● Problem
Which lines hold the word "Fonts"? Copy each of them from the material.

● Records shown
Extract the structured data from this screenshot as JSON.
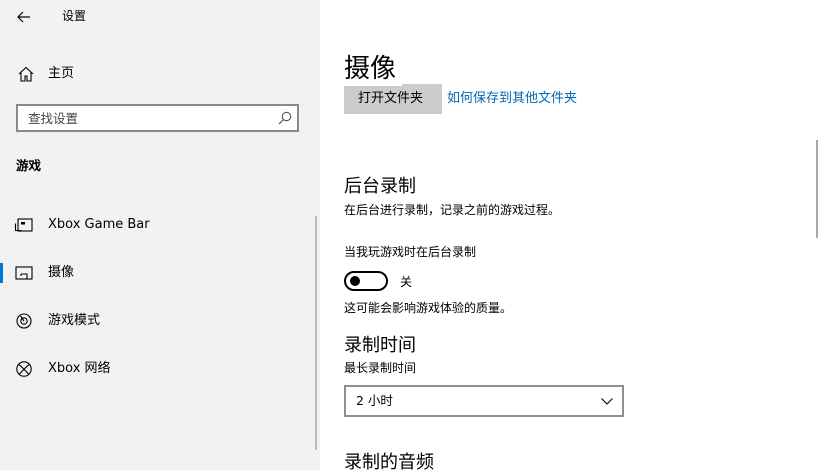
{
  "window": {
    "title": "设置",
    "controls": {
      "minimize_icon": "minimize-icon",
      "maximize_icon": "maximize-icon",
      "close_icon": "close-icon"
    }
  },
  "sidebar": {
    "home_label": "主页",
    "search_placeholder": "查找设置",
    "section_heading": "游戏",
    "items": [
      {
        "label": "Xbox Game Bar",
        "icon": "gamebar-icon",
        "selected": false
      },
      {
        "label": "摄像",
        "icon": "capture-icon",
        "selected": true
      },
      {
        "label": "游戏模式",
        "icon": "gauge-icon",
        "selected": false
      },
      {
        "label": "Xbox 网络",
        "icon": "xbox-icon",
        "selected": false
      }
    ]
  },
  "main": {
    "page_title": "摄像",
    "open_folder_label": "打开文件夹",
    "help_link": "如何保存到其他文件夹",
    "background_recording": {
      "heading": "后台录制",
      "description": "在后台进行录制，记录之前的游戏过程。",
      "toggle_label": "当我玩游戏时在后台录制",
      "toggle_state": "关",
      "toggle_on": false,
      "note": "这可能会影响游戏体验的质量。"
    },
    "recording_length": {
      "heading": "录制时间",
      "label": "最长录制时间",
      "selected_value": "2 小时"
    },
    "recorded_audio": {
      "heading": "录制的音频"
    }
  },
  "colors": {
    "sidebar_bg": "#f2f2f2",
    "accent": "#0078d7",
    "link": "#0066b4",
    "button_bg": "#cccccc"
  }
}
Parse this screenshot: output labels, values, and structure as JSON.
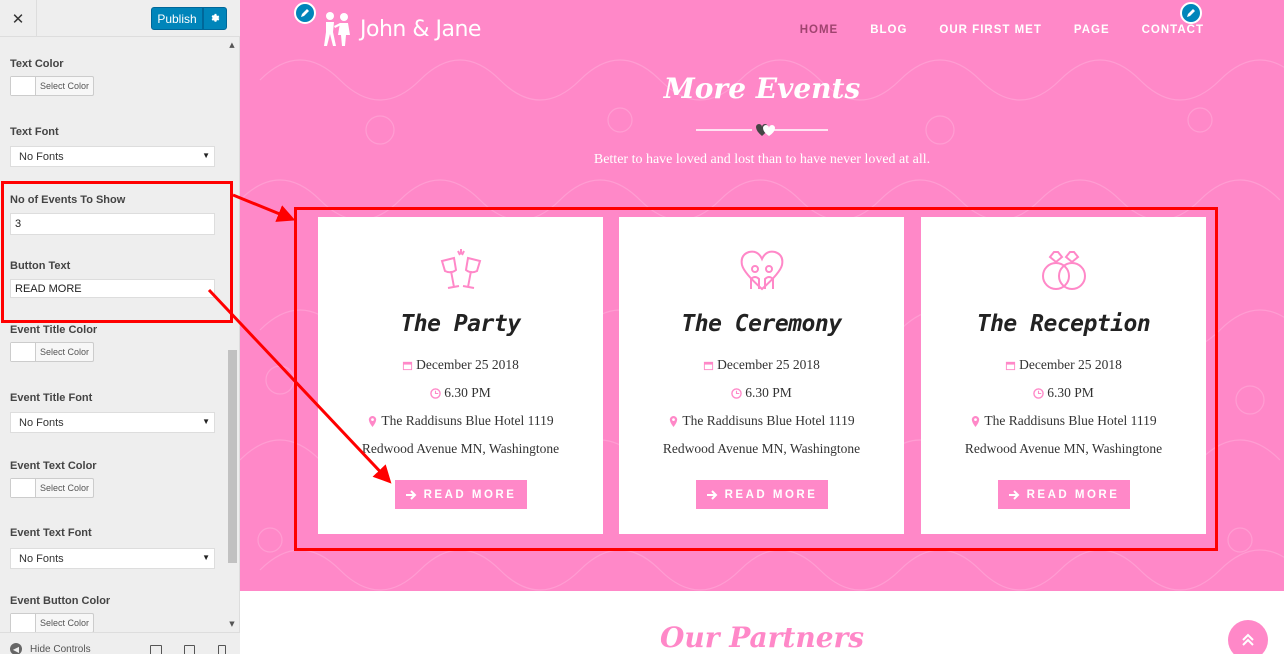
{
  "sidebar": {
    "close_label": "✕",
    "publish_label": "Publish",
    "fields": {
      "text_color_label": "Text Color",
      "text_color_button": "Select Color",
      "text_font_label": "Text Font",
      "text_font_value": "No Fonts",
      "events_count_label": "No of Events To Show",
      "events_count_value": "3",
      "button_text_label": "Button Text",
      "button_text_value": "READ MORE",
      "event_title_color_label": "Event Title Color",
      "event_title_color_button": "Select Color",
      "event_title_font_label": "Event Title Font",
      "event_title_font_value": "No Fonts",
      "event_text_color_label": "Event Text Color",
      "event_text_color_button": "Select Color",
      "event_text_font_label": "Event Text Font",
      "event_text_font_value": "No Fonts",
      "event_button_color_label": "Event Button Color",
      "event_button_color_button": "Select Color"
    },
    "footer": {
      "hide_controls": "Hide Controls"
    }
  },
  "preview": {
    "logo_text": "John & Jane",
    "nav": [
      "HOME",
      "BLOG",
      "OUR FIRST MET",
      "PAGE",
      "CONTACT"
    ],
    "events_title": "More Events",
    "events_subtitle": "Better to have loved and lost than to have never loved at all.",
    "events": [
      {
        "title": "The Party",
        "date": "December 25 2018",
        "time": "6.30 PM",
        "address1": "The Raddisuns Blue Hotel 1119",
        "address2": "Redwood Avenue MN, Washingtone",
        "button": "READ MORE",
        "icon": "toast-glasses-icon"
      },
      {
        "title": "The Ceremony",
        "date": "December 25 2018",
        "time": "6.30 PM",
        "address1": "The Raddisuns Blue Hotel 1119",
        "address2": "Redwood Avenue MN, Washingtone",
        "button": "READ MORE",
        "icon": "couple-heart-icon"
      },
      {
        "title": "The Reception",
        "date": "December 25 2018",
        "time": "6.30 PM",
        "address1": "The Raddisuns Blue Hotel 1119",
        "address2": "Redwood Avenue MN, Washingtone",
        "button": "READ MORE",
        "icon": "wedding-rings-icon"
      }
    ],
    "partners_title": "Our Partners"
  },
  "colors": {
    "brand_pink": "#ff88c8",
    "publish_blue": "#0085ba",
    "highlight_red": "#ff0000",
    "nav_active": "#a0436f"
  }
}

--

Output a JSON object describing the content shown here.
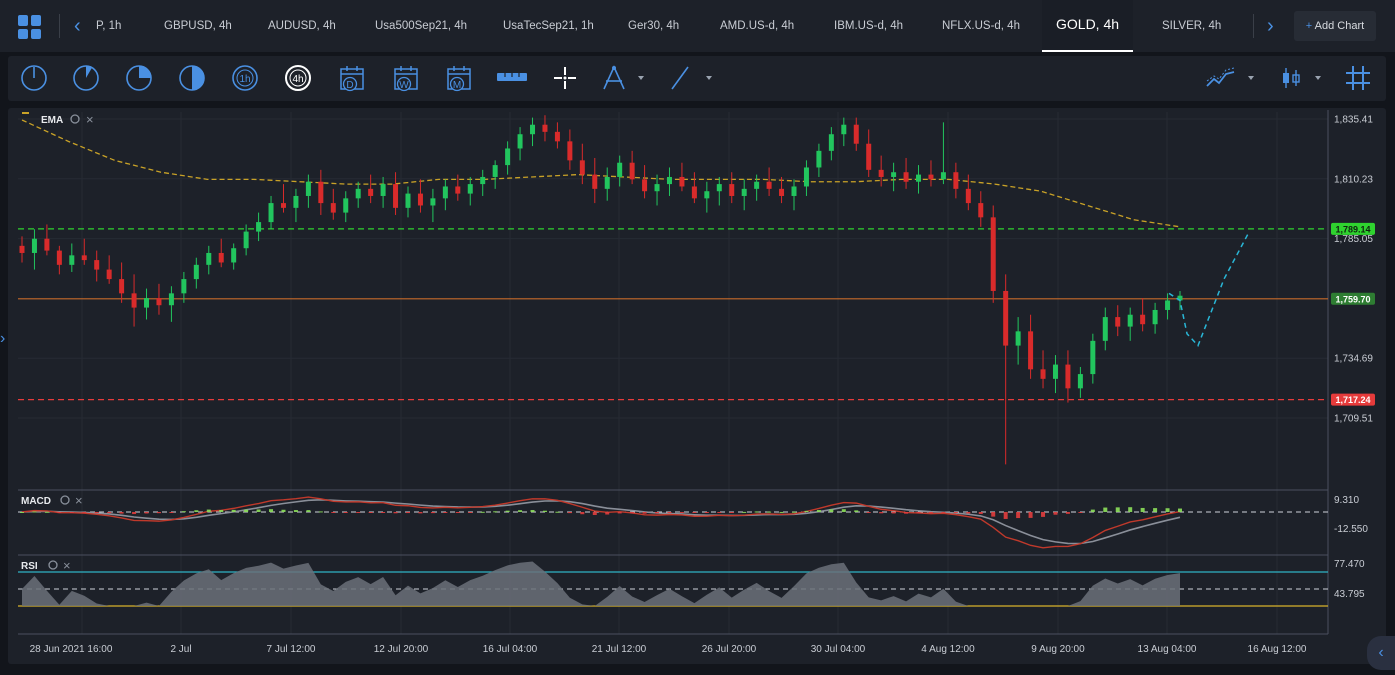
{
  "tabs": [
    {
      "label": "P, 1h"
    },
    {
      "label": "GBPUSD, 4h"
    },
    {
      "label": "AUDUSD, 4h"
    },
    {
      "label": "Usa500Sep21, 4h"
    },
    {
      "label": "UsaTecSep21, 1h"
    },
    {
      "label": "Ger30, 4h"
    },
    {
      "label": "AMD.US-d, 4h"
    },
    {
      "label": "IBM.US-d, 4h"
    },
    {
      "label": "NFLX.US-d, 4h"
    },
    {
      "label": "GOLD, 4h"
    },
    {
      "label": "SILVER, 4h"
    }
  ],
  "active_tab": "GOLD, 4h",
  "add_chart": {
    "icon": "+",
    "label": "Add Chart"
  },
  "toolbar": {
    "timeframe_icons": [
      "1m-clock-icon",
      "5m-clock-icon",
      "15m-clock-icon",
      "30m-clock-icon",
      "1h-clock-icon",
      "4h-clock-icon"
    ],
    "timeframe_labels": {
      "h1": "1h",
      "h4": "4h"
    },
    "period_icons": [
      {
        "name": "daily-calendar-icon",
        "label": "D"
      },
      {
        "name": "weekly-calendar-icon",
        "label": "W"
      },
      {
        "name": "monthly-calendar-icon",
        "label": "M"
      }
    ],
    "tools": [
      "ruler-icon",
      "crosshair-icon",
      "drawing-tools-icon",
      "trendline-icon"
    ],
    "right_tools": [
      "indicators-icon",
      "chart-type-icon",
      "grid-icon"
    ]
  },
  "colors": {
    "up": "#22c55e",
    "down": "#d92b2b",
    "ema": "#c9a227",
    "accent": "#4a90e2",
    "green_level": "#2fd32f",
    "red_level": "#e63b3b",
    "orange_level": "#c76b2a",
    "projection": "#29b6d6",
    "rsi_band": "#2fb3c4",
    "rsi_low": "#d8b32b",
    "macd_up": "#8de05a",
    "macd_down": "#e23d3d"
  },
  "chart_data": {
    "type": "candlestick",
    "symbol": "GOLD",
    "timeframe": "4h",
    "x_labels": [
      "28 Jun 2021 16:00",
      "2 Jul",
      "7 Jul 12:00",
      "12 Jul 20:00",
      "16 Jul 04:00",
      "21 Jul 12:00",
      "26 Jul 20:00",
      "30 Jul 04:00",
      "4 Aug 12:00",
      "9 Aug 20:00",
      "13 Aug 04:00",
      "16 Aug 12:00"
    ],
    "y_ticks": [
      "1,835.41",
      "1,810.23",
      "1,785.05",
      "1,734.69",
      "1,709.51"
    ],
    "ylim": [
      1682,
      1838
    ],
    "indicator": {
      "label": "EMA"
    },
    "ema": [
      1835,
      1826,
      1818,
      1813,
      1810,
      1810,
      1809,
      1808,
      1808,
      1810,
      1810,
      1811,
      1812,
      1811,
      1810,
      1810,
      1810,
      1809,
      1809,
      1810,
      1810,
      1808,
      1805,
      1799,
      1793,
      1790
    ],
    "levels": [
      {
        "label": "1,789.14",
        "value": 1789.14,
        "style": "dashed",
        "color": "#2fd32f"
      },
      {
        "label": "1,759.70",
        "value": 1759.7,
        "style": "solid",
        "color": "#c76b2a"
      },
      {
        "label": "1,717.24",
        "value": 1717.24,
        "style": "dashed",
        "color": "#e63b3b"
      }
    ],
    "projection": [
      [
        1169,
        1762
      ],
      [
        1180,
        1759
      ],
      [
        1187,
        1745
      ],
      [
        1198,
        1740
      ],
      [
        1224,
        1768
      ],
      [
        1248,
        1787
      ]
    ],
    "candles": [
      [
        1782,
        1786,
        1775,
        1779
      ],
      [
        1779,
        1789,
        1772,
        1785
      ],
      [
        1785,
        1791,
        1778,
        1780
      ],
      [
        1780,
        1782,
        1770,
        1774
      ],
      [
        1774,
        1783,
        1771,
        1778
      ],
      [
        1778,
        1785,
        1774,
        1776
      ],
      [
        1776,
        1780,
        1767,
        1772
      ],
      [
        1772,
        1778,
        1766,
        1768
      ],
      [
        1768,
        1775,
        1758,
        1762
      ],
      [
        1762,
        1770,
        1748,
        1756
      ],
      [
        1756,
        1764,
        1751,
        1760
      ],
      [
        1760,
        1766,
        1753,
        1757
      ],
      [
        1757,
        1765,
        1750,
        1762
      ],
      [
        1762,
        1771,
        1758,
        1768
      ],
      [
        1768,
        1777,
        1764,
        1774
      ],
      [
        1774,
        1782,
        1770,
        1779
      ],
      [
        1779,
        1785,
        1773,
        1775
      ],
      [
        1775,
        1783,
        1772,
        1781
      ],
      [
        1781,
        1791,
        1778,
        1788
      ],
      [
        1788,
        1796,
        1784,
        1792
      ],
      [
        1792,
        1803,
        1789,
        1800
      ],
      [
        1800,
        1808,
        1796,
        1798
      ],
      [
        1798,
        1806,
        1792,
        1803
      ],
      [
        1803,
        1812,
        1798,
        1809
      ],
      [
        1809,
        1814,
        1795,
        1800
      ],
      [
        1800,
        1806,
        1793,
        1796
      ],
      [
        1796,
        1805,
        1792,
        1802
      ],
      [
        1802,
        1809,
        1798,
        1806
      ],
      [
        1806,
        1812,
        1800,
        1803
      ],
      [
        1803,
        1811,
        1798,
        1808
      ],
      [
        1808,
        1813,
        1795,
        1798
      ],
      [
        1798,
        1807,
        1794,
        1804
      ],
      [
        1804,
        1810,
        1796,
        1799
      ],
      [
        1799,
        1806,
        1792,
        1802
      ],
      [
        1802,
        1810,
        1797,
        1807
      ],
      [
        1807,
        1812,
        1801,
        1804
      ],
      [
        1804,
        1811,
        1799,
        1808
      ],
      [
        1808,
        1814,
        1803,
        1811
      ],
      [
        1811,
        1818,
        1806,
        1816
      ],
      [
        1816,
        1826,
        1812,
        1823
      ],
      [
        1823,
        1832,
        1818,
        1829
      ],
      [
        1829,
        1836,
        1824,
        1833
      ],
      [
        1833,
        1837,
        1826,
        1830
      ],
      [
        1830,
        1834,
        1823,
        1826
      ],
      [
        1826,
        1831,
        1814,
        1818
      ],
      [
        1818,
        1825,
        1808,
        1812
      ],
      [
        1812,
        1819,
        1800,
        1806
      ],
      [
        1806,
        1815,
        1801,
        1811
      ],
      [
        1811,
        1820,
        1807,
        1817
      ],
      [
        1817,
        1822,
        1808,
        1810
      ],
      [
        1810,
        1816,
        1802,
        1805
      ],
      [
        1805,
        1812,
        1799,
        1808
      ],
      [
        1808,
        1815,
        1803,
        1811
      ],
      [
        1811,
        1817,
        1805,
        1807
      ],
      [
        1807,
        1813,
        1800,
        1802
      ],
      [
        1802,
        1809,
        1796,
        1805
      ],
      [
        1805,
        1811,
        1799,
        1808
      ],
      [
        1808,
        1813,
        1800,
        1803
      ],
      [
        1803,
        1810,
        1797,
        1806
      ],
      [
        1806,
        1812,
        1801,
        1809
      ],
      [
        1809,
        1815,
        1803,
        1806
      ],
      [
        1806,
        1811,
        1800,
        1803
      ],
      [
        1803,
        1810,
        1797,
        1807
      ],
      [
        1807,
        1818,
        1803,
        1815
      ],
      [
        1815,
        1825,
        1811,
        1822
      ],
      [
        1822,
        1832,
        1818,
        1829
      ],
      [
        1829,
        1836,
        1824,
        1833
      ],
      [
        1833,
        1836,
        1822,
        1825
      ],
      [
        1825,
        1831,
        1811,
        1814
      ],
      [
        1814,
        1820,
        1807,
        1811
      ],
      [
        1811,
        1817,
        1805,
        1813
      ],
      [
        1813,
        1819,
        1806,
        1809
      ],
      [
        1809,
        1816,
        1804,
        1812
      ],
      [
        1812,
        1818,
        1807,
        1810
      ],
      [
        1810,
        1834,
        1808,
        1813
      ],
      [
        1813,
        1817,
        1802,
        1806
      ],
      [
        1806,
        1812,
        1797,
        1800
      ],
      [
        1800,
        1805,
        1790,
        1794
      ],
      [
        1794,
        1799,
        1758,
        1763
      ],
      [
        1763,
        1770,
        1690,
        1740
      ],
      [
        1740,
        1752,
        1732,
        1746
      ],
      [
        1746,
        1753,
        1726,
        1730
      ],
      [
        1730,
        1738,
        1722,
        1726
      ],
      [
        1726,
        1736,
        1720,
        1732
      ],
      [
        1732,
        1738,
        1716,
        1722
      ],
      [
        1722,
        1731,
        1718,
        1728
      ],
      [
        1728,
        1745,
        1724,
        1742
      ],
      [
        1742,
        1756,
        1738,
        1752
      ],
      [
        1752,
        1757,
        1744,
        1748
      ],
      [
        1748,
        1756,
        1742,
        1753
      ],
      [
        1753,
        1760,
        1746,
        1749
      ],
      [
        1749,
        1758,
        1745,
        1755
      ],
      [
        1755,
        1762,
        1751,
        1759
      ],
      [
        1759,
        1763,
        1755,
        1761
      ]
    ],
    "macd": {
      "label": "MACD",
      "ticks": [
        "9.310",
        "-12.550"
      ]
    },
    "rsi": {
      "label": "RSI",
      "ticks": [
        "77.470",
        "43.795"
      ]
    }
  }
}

● Full response
      "text_font_value": "No Fonts",
      "event_title_font_value": "No Fonts",
      "event_text_font_value": "No Fonts",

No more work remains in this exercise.